- _Work required_: In the records that follow, show each line where the word "разработки" is present.

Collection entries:
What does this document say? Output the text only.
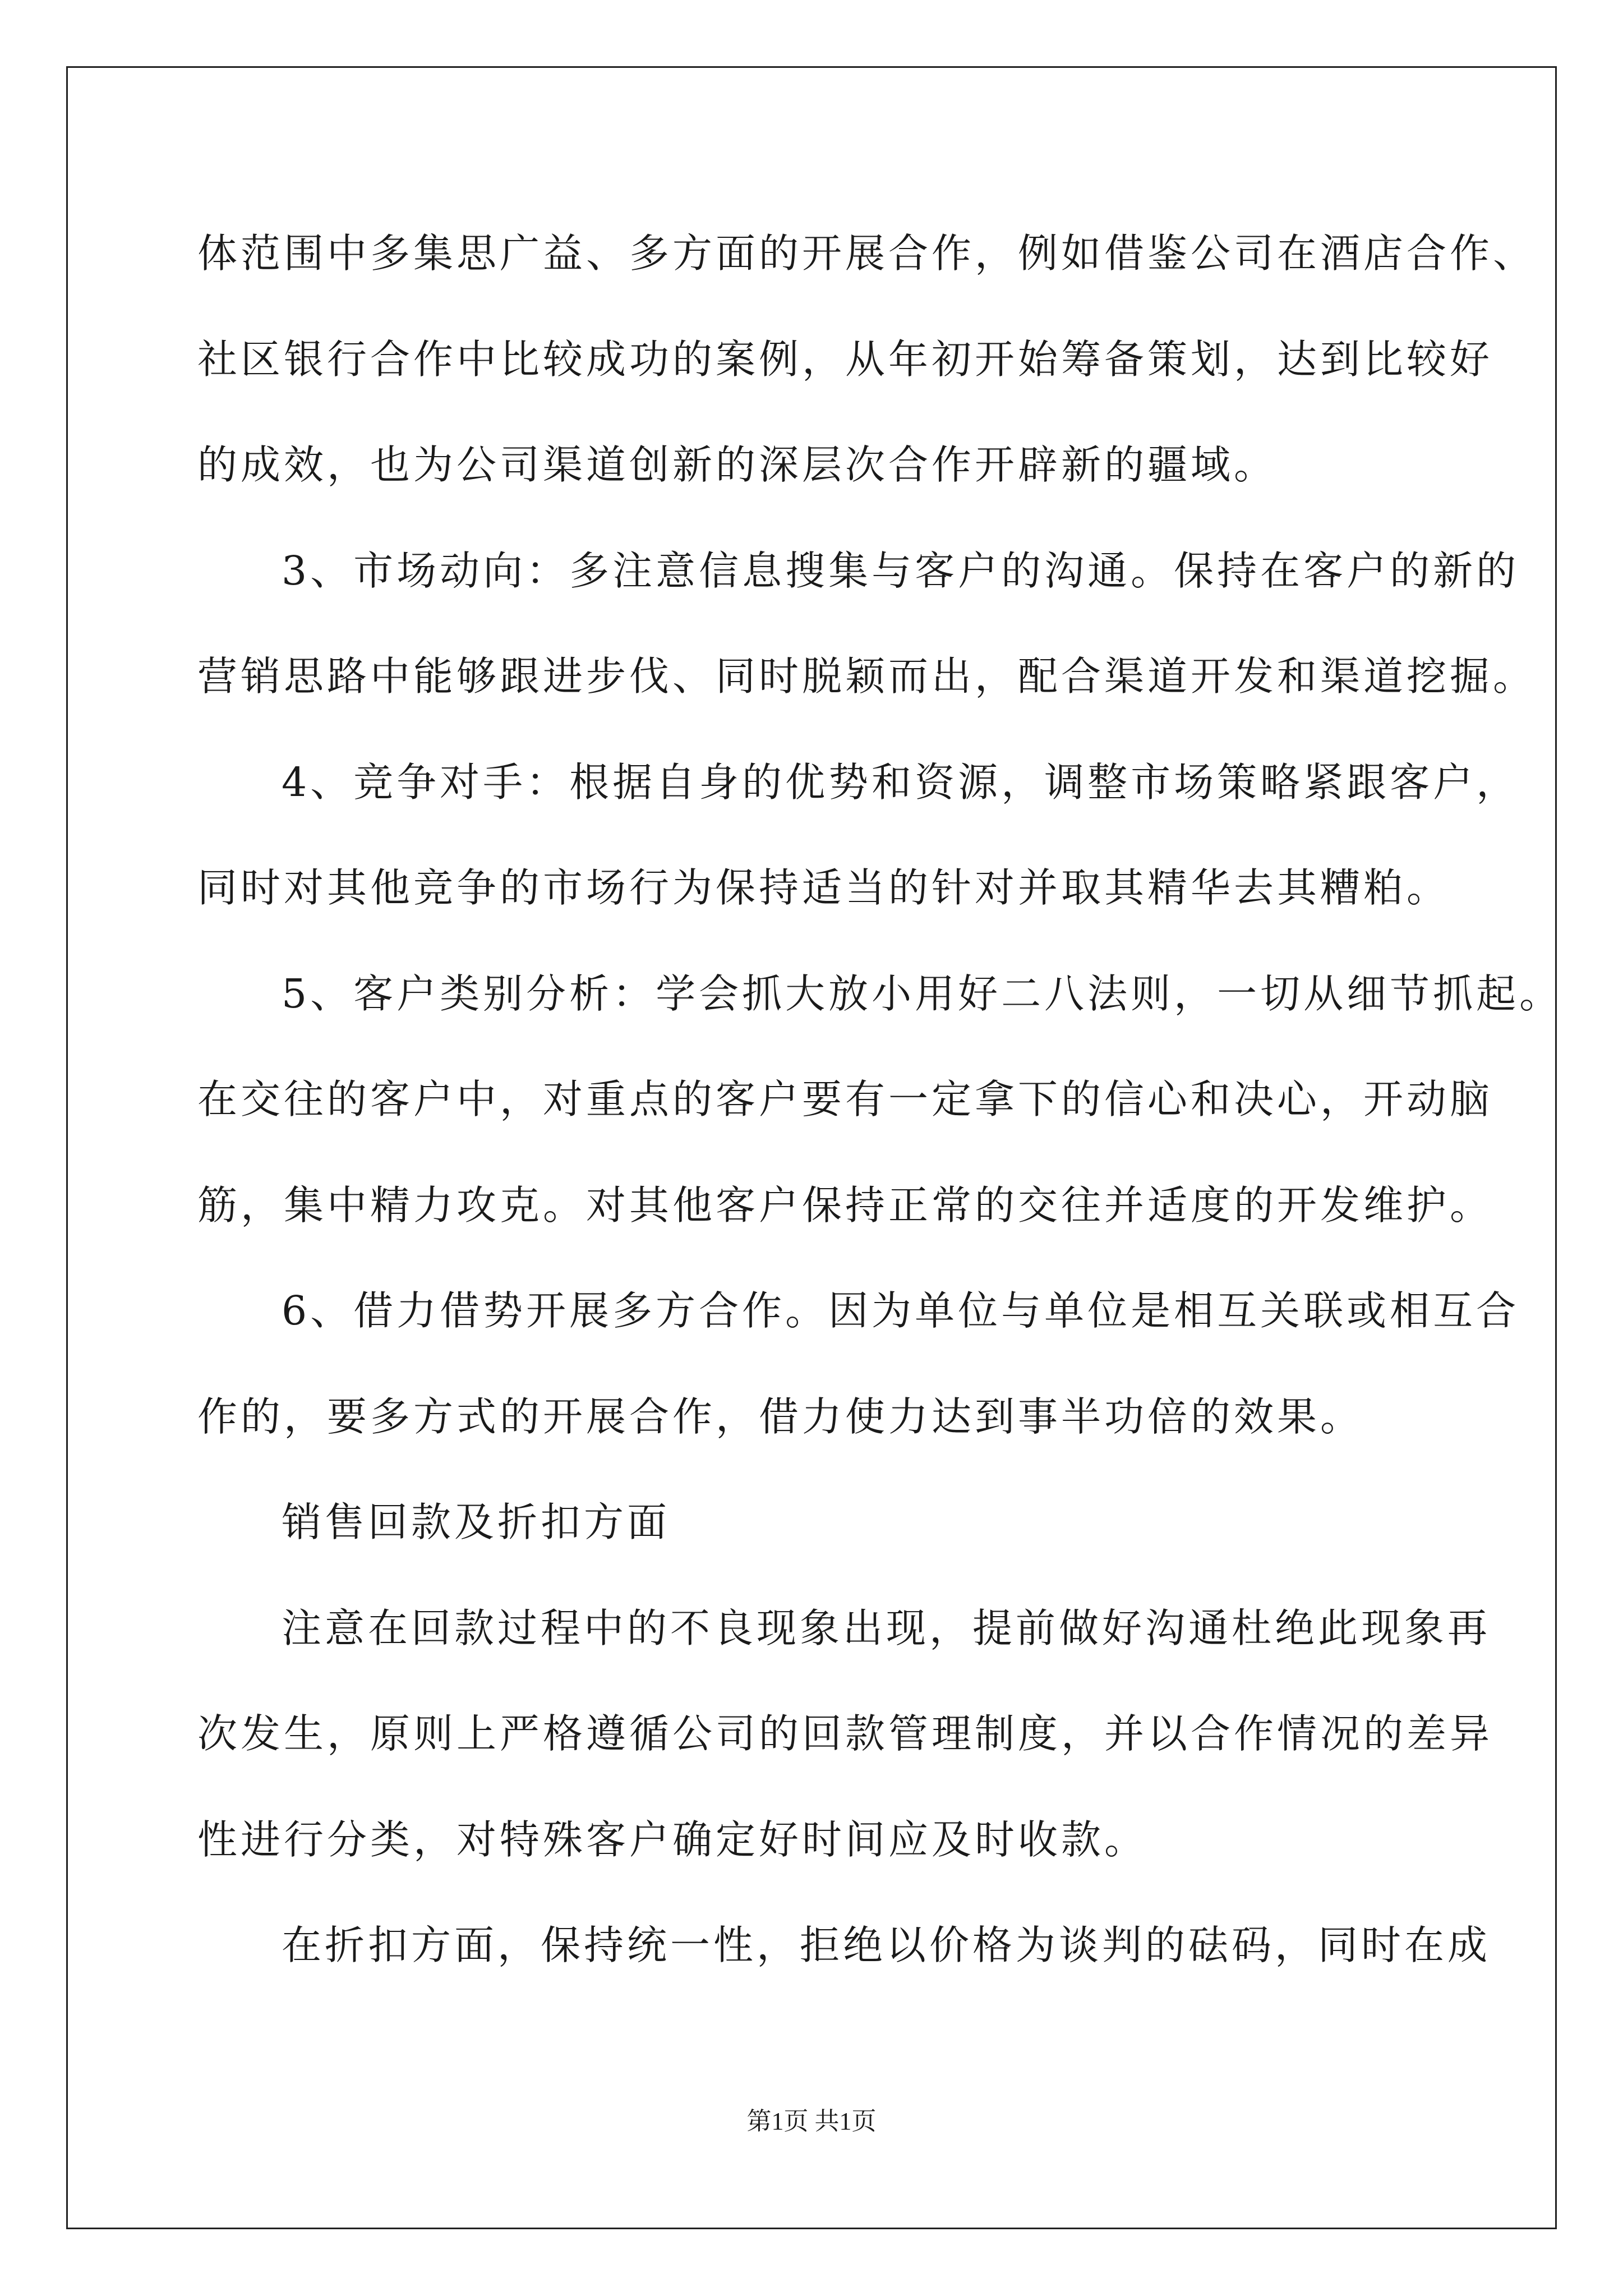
体范围中多集思广益、多方面的开展合作，例如借鉴公司在酒店合作、

社区银行合作中比较成功的案例，从年初开始筹备策划，达到比较好

的成效，也为公司渠道创新的深层次合作开辟新的疆域。

3、市场动向：多注意信息搜集与客户的沟通。保持在客户的新的

营销思路中能够跟进步伐、同时脱颖而出，配合渠道开发和渠道挖掘。

4、竞争对手：根据自身的优势和资源，调整市场策略紧跟客户，

同时对其他竞争的市场行为保持适当的针对并取其精华去其糟粕。

5、客户类别分析：学会抓大放小用好二八法则，一切从细节抓起。

在交往的客户中，对重点的客户要有一定拿下的信心和决心，开动脑

筋，集中精力攻克。对其他客户保持正常的交往并适度的开发维护。

6、借力借势开展多方合作。因为单位与单位是相互关联或相互合

作的，要多方式的开展合作，借力使力达到事半功倍的效果。

销售回款及折扣方面

注意在回款过程中的不良现象出现，提前做好沟通杜绝此现象再

次发生，原则上严格遵循公司的回款管理制度，并以合作情况的差异

性进行分类，对特殊客户确定好时间应及时收款。

在折扣方面，保持统一性，拒绝以价格为谈判的砝码，同时在成

第1页 共1页
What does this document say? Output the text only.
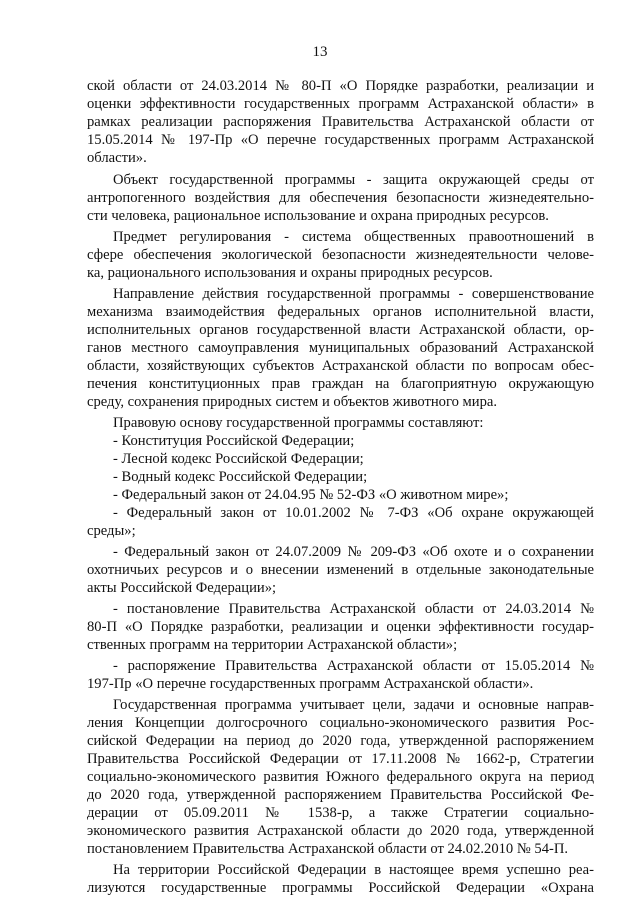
13
ской области от 24.03.2014 № 80-П «О Порядке разработки, реализации и
оценки эффективности государственных программ Астраханской области» в
рамках реализации распоряжения Правительства Астраханской области от
15.05.2014 № 197-Пр «О перечне государственных программ Астраханской
области».
Объект государственной программы - защита окружающей среды от
антропогенного воздействия для обеспечения безопасности жизнедеятельно-
сти человека, рациональное использование и охрана природных ресурсов.
Предмет регулирования - система общественных правоотношений в
сфере обеспечения экологической безопасности жизнедеятельности челове-
ка, рационального использования и охраны природных ресурсов.
Направление действия государственной программы - совершенствование
механизма взаимодействия федеральных органов исполнительной власти,
исполнительных органов государственной власти Астраханской области, ор-
ганов местного самоуправления муниципальных образований Астраханской
области, хозяйствующих субъектов Астраханской области по вопросам обес-
печения конституционных прав граждан на благоприятную окружающую
среду, сохранения природных систем и объектов животного мира.
Правовую основу государственной программы составляют:
- Конституция Российской Федерации;
- Лесной кодекс Российской Федерации;
- Водный кодекс Российской Федерации;
- Федеральный закон от 24.04.95 № 52-ФЗ «О животном мире»;
- Федеральный закон от 10.01.2002 № 7-ФЗ «Об охране окружающей
среды»;
- Федеральный закон от 24.07.2009 № 209-ФЗ «Об охоте и о сохранении
охотничьих ресурсов и о внесении изменений в отдельные законодательные
акты Российской Федерации»;
- постановление Правительства Астраханской области от 24.03.2014 №
80-П «О Порядке разработки, реализации и оценки эффективности государ-
ственных программ на территории Астраханской области»;
- распоряжение Правительства Астраханской области от 15.05.2014 №
197-Пр «О перечне государственных программ Астраханской области».
Государственная программа учитывает цели, задачи и основные направ-
ления Концепции долгосрочного социально-экономического развития Рос-
сийской Федерации на период до 2020 года, утвержденной распоряжением
Правительства Российской Федерации от 17.11.2008 № 1662-р, Стратегии
социально-экономического развития Южного федерального округа на период
до 2020 года, утвержденной распоряжением Правительства Российской Фе-
дерации от 05.09.2011 № 1538-р, а также Стратегии социально-
экономического развития Астраханской области до 2020 года, утвержденной
постановлением Правительства Астраханской области от 24.02.2010 № 54-П.
На территории Российской Федерации в настоящее время успешно реа-
лизуются государственные программы Российской Федерации «Охрана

- _Response to the exercise_:
ской области от 24.03.2014 № 80-П «О Порядке разработки, реализации и
80-П «О Порядке разработки, реализации и оценки эффективности государ-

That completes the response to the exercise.